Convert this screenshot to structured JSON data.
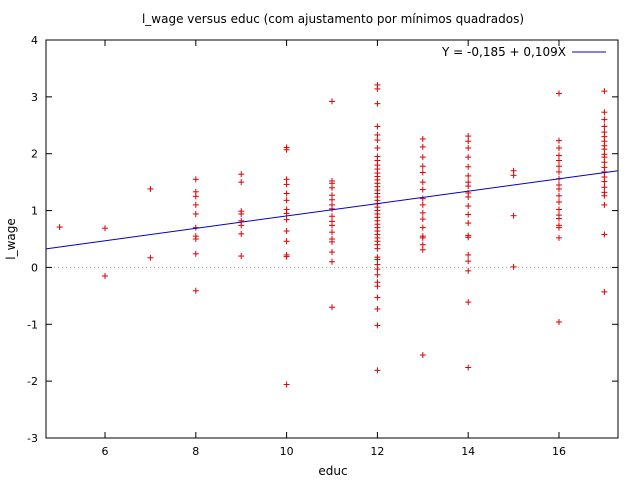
{
  "chart_data": {
    "type": "scatter",
    "title": "l_wage versus educ (com ajustamento por mínimos quadrados)",
    "xlabel": "educ",
    "ylabel": "l_wage",
    "xlim": [
      4.7,
      17.3
    ],
    "ylim": [
      -3,
      4
    ],
    "xticks": [
      6,
      8,
      10,
      12,
      14,
      16
    ],
    "xtick_labels": [
      "6",
      "8",
      "10",
      "12",
      "14",
      "16"
    ],
    "yticks": [
      -3,
      -2,
      -1,
      0,
      1,
      2,
      3,
      4
    ],
    "ytick_labels": [
      "-3",
      "-2",
      "-1",
      "0",
      "1",
      "2",
      "3",
      "4"
    ],
    "zero_line": true,
    "legend_position": "top-right",
    "colors": {
      "points": "#e00000",
      "fit": "#0000cc"
    },
    "fit": {
      "label": "Y = -0,185 + 0,109X",
      "intercept": -0.185,
      "slope": 0.109
    },
    "series": [
      {
        "marker": "plus",
        "points": [
          [
            5,
            0.71
          ],
          [
            6,
            0.69
          ],
          [
            6,
            -0.15
          ],
          [
            7,
            1.38
          ],
          [
            7,
            0.17
          ],
          [
            8,
            1.55
          ],
          [
            8,
            1.33
          ],
          [
            8,
            1.25
          ],
          [
            8,
            1.1
          ],
          [
            8,
            0.94
          ],
          [
            8,
            0.7
          ],
          [
            8,
            0.55
          ],
          [
            8,
            0.5
          ],
          [
            8,
            0.24
          ],
          [
            8,
            -0.41
          ],
          [
            9,
            1.64
          ],
          [
            9,
            1.5
          ],
          [
            9,
            0.99
          ],
          [
            9,
            0.94
          ],
          [
            9,
            0.82
          ],
          [
            9,
            0.74
          ],
          [
            9,
            0.59
          ],
          [
            9,
            0.2
          ],
          [
            10,
            2.11
          ],
          [
            10,
            2.07
          ],
          [
            10,
            1.55
          ],
          [
            10,
            1.46
          ],
          [
            10,
            1.3
          ],
          [
            10,
            1.18
          ],
          [
            10,
            1.02
          ],
          [
            10,
            0.95
          ],
          [
            10,
            0.84
          ],
          [
            10,
            0.64
          ],
          [
            10,
            0.46
          ],
          [
            10,
            0.22
          ],
          [
            10,
            0.19
          ],
          [
            10,
            -2.06
          ],
          [
            11,
            2.92
          ],
          [
            11,
            1.52
          ],
          [
            11,
            1.48
          ],
          [
            11,
            1.4
          ],
          [
            11,
            1.27
          ],
          [
            11,
            1.19
          ],
          [
            11,
            1.1
          ],
          [
            11,
            1.03
          ],
          [
            11,
            0.9
          ],
          [
            11,
            0.81
          ],
          [
            11,
            0.74
          ],
          [
            11,
            0.62
          ],
          [
            11,
            0.5
          ],
          [
            11,
            0.45
          ],
          [
            11,
            0.27
          ],
          [
            11,
            0.1
          ],
          [
            11,
            -0.7
          ],
          [
            12,
            3.21
          ],
          [
            12,
            3.14
          ],
          [
            12,
            2.88
          ],
          [
            12,
            2.48
          ],
          [
            12,
            2.33
          ],
          [
            12,
            2.24
          ],
          [
            12,
            2.1
          ],
          [
            12,
            1.95
          ],
          [
            12,
            1.88
          ],
          [
            12,
            1.8
          ],
          [
            12,
            1.73
          ],
          [
            12,
            1.66
          ],
          [
            12,
            1.6
          ],
          [
            12,
            1.54
          ],
          [
            12,
            1.48
          ],
          [
            12,
            1.42
          ],
          [
            12,
            1.36
          ],
          [
            12,
            1.3
          ],
          [
            12,
            1.24
          ],
          [
            12,
            1.18
          ],
          [
            12,
            1.12
          ],
          [
            12,
            1.06
          ],
          [
            12,
            1.0
          ],
          [
            12,
            0.94
          ],
          [
            12,
            0.88
          ],
          [
            12,
            0.82
          ],
          [
            12,
            0.76
          ],
          [
            12,
            0.7
          ],
          [
            12,
            0.64
          ],
          [
            12,
            0.58
          ],
          [
            12,
            0.52
          ],
          [
            12,
            0.46
          ],
          [
            12,
            0.4
          ],
          [
            12,
            0.33
          ],
          [
            12,
            0.18
          ],
          [
            12,
            0.14
          ],
          [
            12,
            0.05
          ],
          [
            12,
            -0.03
          ],
          [
            12,
            -0.13
          ],
          [
            12,
            -0.26
          ],
          [
            12,
            -0.33
          ],
          [
            12,
            -0.53
          ],
          [
            12,
            -0.73
          ],
          [
            12,
            -1.02
          ],
          [
            12,
            -1.81
          ],
          [
            13,
            2.26
          ],
          [
            13,
            2.12
          ],
          [
            13,
            1.94
          ],
          [
            13,
            1.78
          ],
          [
            13,
            1.67
          ],
          [
            13,
            1.5
          ],
          [
            13,
            1.37
          ],
          [
            13,
            1.21
          ],
          [
            13,
            1.1
          ],
          [
            13,
            0.96
          ],
          [
            13,
            0.85
          ],
          [
            13,
            0.7
          ],
          [
            13,
            0.55
          ],
          [
            13,
            0.52
          ],
          [
            13,
            0.4
          ],
          [
            13,
            0.31
          ],
          [
            13,
            -1.54
          ],
          [
            14,
            2.31
          ],
          [
            14,
            2.22
          ],
          [
            14,
            2.1
          ],
          [
            14,
            1.94
          ],
          [
            14,
            1.77
          ],
          [
            14,
            1.61
          ],
          [
            14,
            1.5
          ],
          [
            14,
            1.43
          ],
          [
            14,
            1.31
          ],
          [
            14,
            1.24
          ],
          [
            14,
            1.08
          ],
          [
            14,
            0.93
          ],
          [
            14,
            0.78
          ],
          [
            14,
            0.56
          ],
          [
            14,
            0.53
          ],
          [
            14,
            0.22
          ],
          [
            14,
            0.11
          ],
          [
            14,
            -0.06
          ],
          [
            14,
            -0.61
          ],
          [
            14,
            -1.76
          ],
          [
            15,
            1.7
          ],
          [
            15,
            1.62
          ],
          [
            15,
            0.91
          ],
          [
            15,
            0.01
          ],
          [
            16,
            3.06
          ],
          [
            16,
            2.23
          ],
          [
            16,
            2.1
          ],
          [
            16,
            1.97
          ],
          [
            16,
            1.88
          ],
          [
            16,
            1.78
          ],
          [
            16,
            1.68
          ],
          [
            16,
            1.56
          ],
          [
            16,
            1.45
          ],
          [
            16,
            1.38
          ],
          [
            16,
            1.26
          ],
          [
            16,
            1.15
          ],
          [
            16,
            1.02
          ],
          [
            16,
            0.92
          ],
          [
            16,
            0.86
          ],
          [
            16,
            0.74
          ],
          [
            16,
            0.7
          ],
          [
            16,
            0.52
          ],
          [
            16,
            -0.96
          ],
          [
            17,
            3.1
          ],
          [
            17,
            2.73
          ],
          [
            17,
            2.6
          ],
          [
            17,
            2.48
          ],
          [
            17,
            2.38
          ],
          [
            17,
            2.3
          ],
          [
            17,
            2.22
          ],
          [
            17,
            2.14
          ],
          [
            17,
            2.08
          ],
          [
            17,
            1.99
          ],
          [
            17,
            1.94
          ],
          [
            17,
            1.85
          ],
          [
            17,
            1.76
          ],
          [
            17,
            1.68
          ],
          [
            17,
            1.59
          ],
          [
            17,
            1.51
          ],
          [
            17,
            1.41
          ],
          [
            17,
            1.32
          ],
          [
            17,
            1.26
          ],
          [
            17,
            1.1
          ],
          [
            17,
            0.58
          ],
          [
            17,
            -0.43
          ]
        ]
      }
    ]
  }
}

- - -

» Your task:
All the material shown above is to be copied exactly, with no pictures carried over.

» The response:
Convert this screenshot to structured JSON data.
{
  "chart_data": {
    "type": "scatter",
    "title": "l_wage versus educ (com ajustamento por mínimos quadrados)",
    "xlabel": "educ",
    "ylabel": "l_wage",
    "xlim": [
      4.7,
      17.3
    ],
    "ylim": [
      -3,
      4
    ],
    "xticks": [
      6,
      8,
      10,
      12,
      14,
      16
    ],
    "xtick_labels": [
      "6",
      "8",
      "10",
      "12",
      "14",
      "16"
    ],
    "yticks": [
      -3,
      -2,
      -1,
      0,
      1,
      2,
      3,
      4
    ],
    "ytick_labels": [
      "-3",
      "-2",
      "-1",
      "0",
      "1",
      "2",
      "3",
      "4"
    ],
    "zero_line": true,
    "legend_position": "top-right",
    "colors": {
      "points": "#e00000",
      "fit": "#0000cc"
    },
    "fit": {
      "label": "Y = -0,185 + 0,109X",
      "intercept": -0.185,
      "slope": 0.109
    },
    "series": [
      {
        "marker": "plus",
        "points": [
          [
            5,
            0.71
          ],
          [
            6,
            0.69
          ],
          [
            6,
            -0.15
          ],
          [
            7,
            1.38
          ],
          [
            7,
            0.17
          ],
          [
            8,
            1.55
          ],
          [
            8,
            1.33
          ],
          [
            8,
            1.25
          ],
          [
            8,
            1.1
          ],
          [
            8,
            0.94
          ],
          [
            8,
            0.7
          ],
          [
            8,
            0.55
          ],
          [
            8,
            0.5
          ],
          [
            8,
            0.24
          ],
          [
            8,
            -0.41
          ],
          [
            9,
            1.64
          ],
          [
            9,
            1.5
          ],
          [
            9,
            0.99
          ],
          [
            9,
            0.94
          ],
          [
            9,
            0.82
          ],
          [
            9,
            0.74
          ],
          [
            9,
            0.59
          ],
          [
            9,
            0.2
          ],
          [
            10,
            2.11
          ],
          [
            10,
            2.07
          ],
          [
            10,
            1.55
          ],
          [
            10,
            1.46
          ],
          [
            10,
            1.3
          ],
          [
            10,
            1.18
          ],
          [
            10,
            1.02
          ],
          [
            10,
            0.95
          ],
          [
            10,
            0.84
          ],
          [
            10,
            0.64
          ],
          [
            10,
            0.46
          ],
          [
            10,
            0.22
          ],
          [
            10,
            0.19
          ],
          [
            10,
            -2.06
          ],
          [
            11,
            2.92
          ],
          [
            11,
            1.52
          ],
          [
            11,
            1.48
          ],
          [
            11,
            1.4
          ],
          [
            11,
            1.27
          ],
          [
            11,
            1.19
          ],
          [
            11,
            1.1
          ],
          [
            11,
            1.03
          ],
          [
            11,
            0.9
          ],
          [
            11,
            0.81
          ],
          [
            11,
            0.74
          ],
          [
            11,
            0.62
          ],
          [
            11,
            0.5
          ],
          [
            11,
            0.45
          ],
          [
            11,
            0.27
          ],
          [
            11,
            0.1
          ],
          [
            11,
            -0.7
          ],
          [
            12,
            3.21
          ],
          [
            12,
            3.14
          ],
          [
            12,
            2.88
          ],
          [
            12,
            2.48
          ],
          [
            12,
            2.33
          ],
          [
            12,
            2.24
          ],
          [
            12,
            2.1
          ],
          [
            12,
            1.95
          ],
          [
            12,
            1.88
          ],
          [
            12,
            1.8
          ],
          [
            12,
            1.73
          ],
          [
            12,
            1.66
          ],
          [
            12,
            1.6
          ],
          [
            12,
            1.54
          ],
          [
            12,
            1.48
          ],
          [
            12,
            1.42
          ],
          [
            12,
            1.36
          ],
          [
            12,
            1.3
          ],
          [
            12,
            1.24
          ],
          [
            12,
            1.18
          ],
          [
            12,
            1.12
          ],
          [
            12,
            1.06
          ],
          [
            12,
            1.0
          ],
          [
            12,
            0.94
          ],
          [
            12,
            0.88
          ],
          [
            12,
            0.82
          ],
          [
            12,
            0.76
          ],
          [
            12,
            0.7
          ],
          [
            12,
            0.64
          ],
          [
            12,
            0.58
          ],
          [
            12,
            0.52
          ],
          [
            12,
            0.46
          ],
          [
            12,
            0.4
          ],
          [
            12,
            0.33
          ],
          [
            12,
            0.18
          ],
          [
            12,
            0.14
          ],
          [
            12,
            0.05
          ],
          [
            12,
            -0.03
          ],
          [
            12,
            -0.13
          ],
          [
            12,
            -0.26
          ],
          [
            12,
            -0.33
          ],
          [
            12,
            -0.53
          ],
          [
            12,
            -0.73
          ],
          [
            12,
            -1.02
          ],
          [
            12,
            -1.81
          ],
          [
            13,
            2.26
          ],
          [
            13,
            2.12
          ],
          [
            13,
            1.94
          ],
          [
            13,
            1.78
          ],
          [
            13,
            1.67
          ],
          [
            13,
            1.5
          ],
          [
            13,
            1.37
          ],
          [
            13,
            1.21
          ],
          [
            13,
            1.1
          ],
          [
            13,
            0.96
          ],
          [
            13,
            0.85
          ],
          [
            13,
            0.7
          ],
          [
            13,
            0.55
          ],
          [
            13,
            0.52
          ],
          [
            13,
            0.4
          ],
          [
            13,
            0.31
          ],
          [
            13,
            -1.54
          ],
          [
            14,
            2.31
          ],
          [
            14,
            2.22
          ],
          [
            14,
            2.1
          ],
          [
            14,
            1.94
          ],
          [
            14,
            1.77
          ],
          [
            14,
            1.61
          ],
          [
            14,
            1.5
          ],
          [
            14,
            1.43
          ],
          [
            14,
            1.31
          ],
          [
            14,
            1.24
          ],
          [
            14,
            1.08
          ],
          [
            14,
            0.93
          ],
          [
            14,
            0.78
          ],
          [
            14,
            0.56
          ],
          [
            14,
            0.53
          ],
          [
            14,
            0.22
          ],
          [
            14,
            0.11
          ],
          [
            14,
            -0.06
          ],
          [
            14,
            -0.61
          ],
          [
            14,
            -1.76
          ],
          [
            15,
            1.7
          ],
          [
            15,
            1.62
          ],
          [
            15,
            0.91
          ],
          [
            15,
            0.01
          ],
          [
            16,
            3.06
          ],
          [
            16,
            2.23
          ],
          [
            16,
            2.1
          ],
          [
            16,
            1.97
          ],
          [
            16,
            1.88
          ],
          [
            16,
            1.78
          ],
          [
            16,
            1.68
          ],
          [
            16,
            1.56
          ],
          [
            16,
            1.45
          ],
          [
            16,
            1.38
          ],
          [
            16,
            1.26
          ],
          [
            16,
            1.15
          ],
          [
            16,
            1.02
          ],
          [
            16,
            0.92
          ],
          [
            16,
            0.86
          ],
          [
            16,
            0.74
          ],
          [
            16,
            0.7
          ],
          [
            16,
            0.52
          ],
          [
            16,
            -0.96
          ],
          [
            17,
            3.1
          ],
          [
            17,
            2.73
          ],
          [
            17,
            2.6
          ],
          [
            17,
            2.48
          ],
          [
            17,
            2.38
          ],
          [
            17,
            2.3
          ],
          [
            17,
            2.22
          ],
          [
            17,
            2.14
          ],
          [
            17,
            2.08
          ],
          [
            17,
            1.99
          ],
          [
            17,
            1.94
          ],
          [
            17,
            1.85
          ],
          [
            17,
            1.76
          ],
          [
            17,
            1.68
          ],
          [
            17,
            1.59
          ],
          [
            17,
            1.51
          ],
          [
            17,
            1.41
          ],
          [
            17,
            1.32
          ],
          [
            17,
            1.26
          ],
          [
            17,
            1.1
          ],
          [
            17,
            0.58
          ],
          [
            17,
            -0.43
          ]
        ]
      }
    ]
  }
}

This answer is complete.